:: Exercise task ::
Output every entry exactly as written, skipping any pictures.

==== Data to use

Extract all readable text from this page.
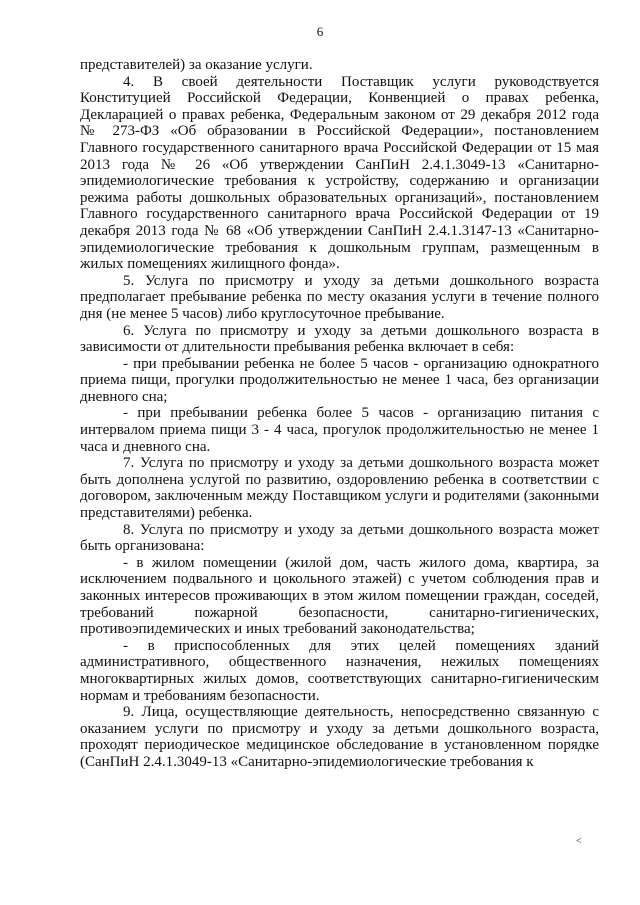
6

представителей) за оказание услуги.

4. В своей деятельности Поставщик услуги руководствуется Конституцией Российской Федерации, Конвенцией о правах ребенка, Декларацией о правах ребенка, Федеральным законом от 29 декабря 2012 года № 273-ФЗ «Об образовании в Российской Федерации», постановлением Главного государственного санитарного врача Российской Федерации от 15 мая 2013 года № 26 «Об утверждении СанПиН 2.4.1.3049-13 «Санитарно-эпидемиологические требования к устройству, содержанию и организации режима работы дошкольных образовательных организаций», постановлением Главного государственного санитарного врача Российской Федерации от 19 декабря 2013 года № 68 «Об утверждении СанПиН 2.4.1.3147-13 «Санитарно-эпидемиологические требования к дошкольным группам, размещенным в жилых помещениях жилищного фонда».

5. Услуга по присмотру и уходу за детьми дошкольного возраста предполагает пребывание ребенка по месту оказания услуги в течение полного дня (не менее 5 часов) либо круглосуточное пребывание.

6. Услуга по присмотру и уходу за детьми дошкольного возраста в зависимости от длительности пребывания ребенка включает в себя:

- при пребывании ребенка не более 5 часов - организацию однократного приема пищи, прогулки продолжительностью не менее 1 часа, без организации дневного сна;

- при пребывании ребенка более 5 часов - организацию питания с интервалом приема пищи 3 - 4 часа, прогулок продолжительностью не менее 1 часа и дневного сна.

7. Услуга по присмотру и уходу за детьми дошкольного возраста может быть дополнена услугой по развитию, оздоровлению ребенка в соответствии с договором, заключенным между Поставщиком услуги и родителями (законными представителями) ребенка.

8. Услуга по присмотру и уходу за детьми дошкольного возраста может быть организована:

- в жилом помещении (жилой дом, часть жилого дома, квартира, за исключением подвального и цокольного этажей) с учетом соблюдения прав и законных интересов проживающих в этом жилом помещении граждан, соседей, требований пожарной безопасности, санитарно-гигиенических, противоэпидемических и иных требований законодательства;

- в приспособленных для этих целей помещениях зданий административного, общественного назначения, нежилых помещениях многоквартирных жилых домов, соответствующих санитарно-гигиеническим нормам и требованиям безопасности.

9. Лица, осуществляющие деятельность, непосредственно связанную с оказанием услуги по присмотру и уходу за детьми дошкольного возраста, проходят периодическое медицинское обследование в установленном порядке (СанПиН 2.4.1.3049-13 «Санитарно-эпидемиологические требования к

<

========

:: The answer ::
Extract all readable text from this page.
6

представителей) за оказание услуги.

4. В своей деятельности Поставщик услуги руководствуется Конституцией Российской Федерации, Конвенцией о правах ребенка, Декларацией о правах ребенка, Федеральным законом от 29 декабря 2012 года № 273-ФЗ «Об образовании в Российской Федерации», постановлением Главного государственного санитарного врача Российской Федерации от 15 мая 2013 года № 26 «Об утверждении СанПиН 2.4.1.3049-13 «Санитарно-эпидемиологические требования к устройству, содержанию и организации режима работы дошкольных образовательных организаций», постановлением Главного государственного санитарного врача Российской Федерации от 19 декабря 2013 года № 68 «Об утверждении СанПиН 2.4.1.3147-13 «Санитарно-эпидемиологические требования к дошкольным группам, размещенным в жилых помещениях жилищного фонда».

5. Услуга по присмотру и уходу за детьми дошкольного возраста предполагает пребывание ребенка по месту оказания услуги в течение полного дня (не менее 5 часов) либо круглосуточное пребывание.

6. Услуга по присмотру и уходу за детьми дошкольного возраста в зависимости от длительности пребывания ребенка включает в себя:

- при пребывании ребенка не более 5 часов - организацию однократного приема пищи, прогулки продолжительностью не менее 1 часа, без организации дневного сна;

- при пребывании ребенка более 5 часов - организацию питания с интервалом приема пищи 3 - 4 часа, прогулок продолжительностью не менее 1 часа и дневного сна.

7. Услуга по присмотру и уходу за детьми дошкольного возраста может быть дополнена услугой по развитию, оздоровлению ребенка в соответствии с договором, заключенным между Поставщиком услуги и родителями (законными представителями) ребенка.

8. Услуга по присмотру и уходу за детьми дошкольного возраста может быть организована:

- в жилом помещении (жилой дом, часть жилого дома, квартира, за исключением подвального и цокольного этажей) с учетом соблюдения прав и законных интересов проживающих в этом жилом помещении граждан, соседей, требований пожарной безопасности, санитарно-гигиенических, противоэпидемических и иных требований законодательства;

- в приспособленных для этих целей помещениях зданий административного, общественного назначения, нежилых помещениях многоквартирных жилых домов, соответствующих санитарно-гигиеническим нормам и требованиям безопасности.

9. Лица, осуществляющие деятельность, непосредственно связанную с оказанием услуги по присмотру и уходу за детьми дошкольного возраста, проходят периодическое медицинское обследование в установленном порядке (СанПиН 2.4.1.3049-13 «Санитарно-эпидемиологические требования к

<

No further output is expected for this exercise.